- Goal
Find the lines with the string "Addiction" and return them.

Collected data entries:
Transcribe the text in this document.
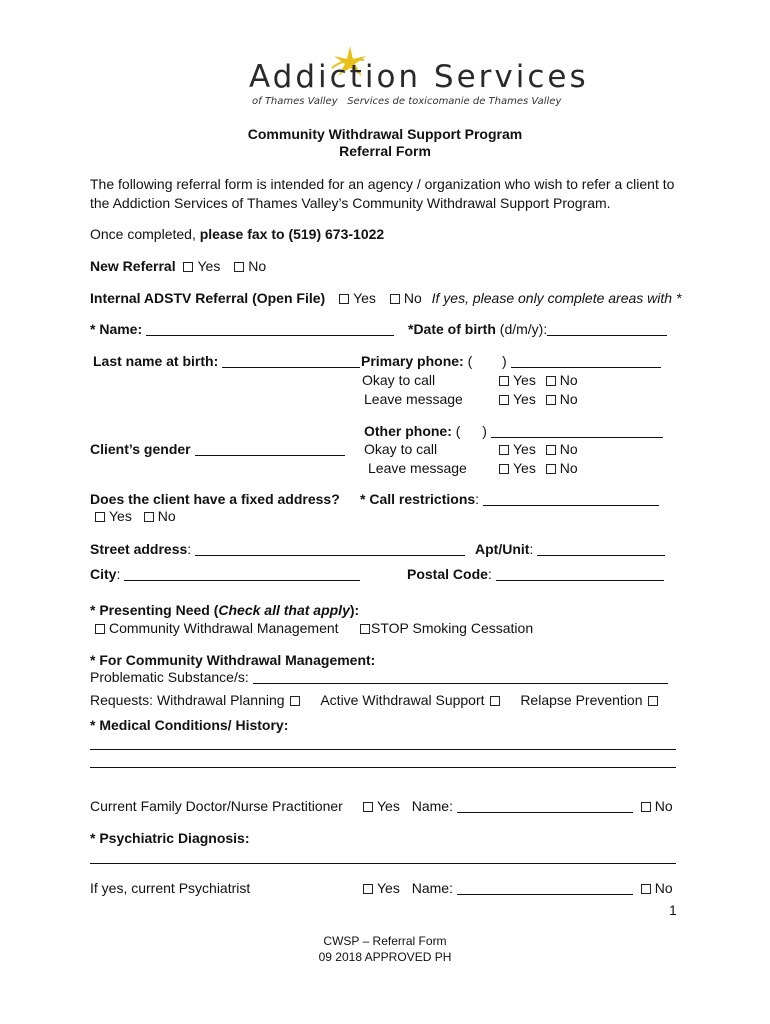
Addiction Services
of Thames Valley Services de toxicomanie de Thames Valley
Community Withdrawal Support Program
Referral Form
The following referral form is intended for an agency / organization who wish to refer a client to
the Addiction Services of Thames Valley’s Community Withdrawal Support Program.
Once completed, please fax to (519) 673-1022
New Referral Yes No
Internal ADSTV Referral (Open File) Yes No If yes, please only complete areas with *
* Name:	*Date of birth (d/m/y):
Last name at birth:	Primary phone: ( )
Okay to call	Yes No
Leave message	Yes No
Other phone: ( )
Client’s gender	Okay to call	Yes No
Leave message	Yes No
Does the client have a fixed address?
Yes No
* Call restrictions:
Street address:	Apt/Unit:
City:	Postal Code:
* Presenting Need (Check all that apply):
Community Withdrawal Management	STOP Smoking Cessation
* For Community Withdrawal Management:
Problematic Substance/s:
Requests: Withdrawal Planning	Active Withdrawal Support	Relapse Prevention
* Medical Conditions/ History:
Current Family Doctor/Nurse Practitioner	Yes Name:	No
* Psychiatric Diagnosis:
If yes, current Psychiatrist	Yes Name:	No
1
CWSP – Referral Form
09 2018 APPROVED PH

- Reply
Addiction Services
the Addiction Services of Thames Valley’s Community Withdrawal Support Program.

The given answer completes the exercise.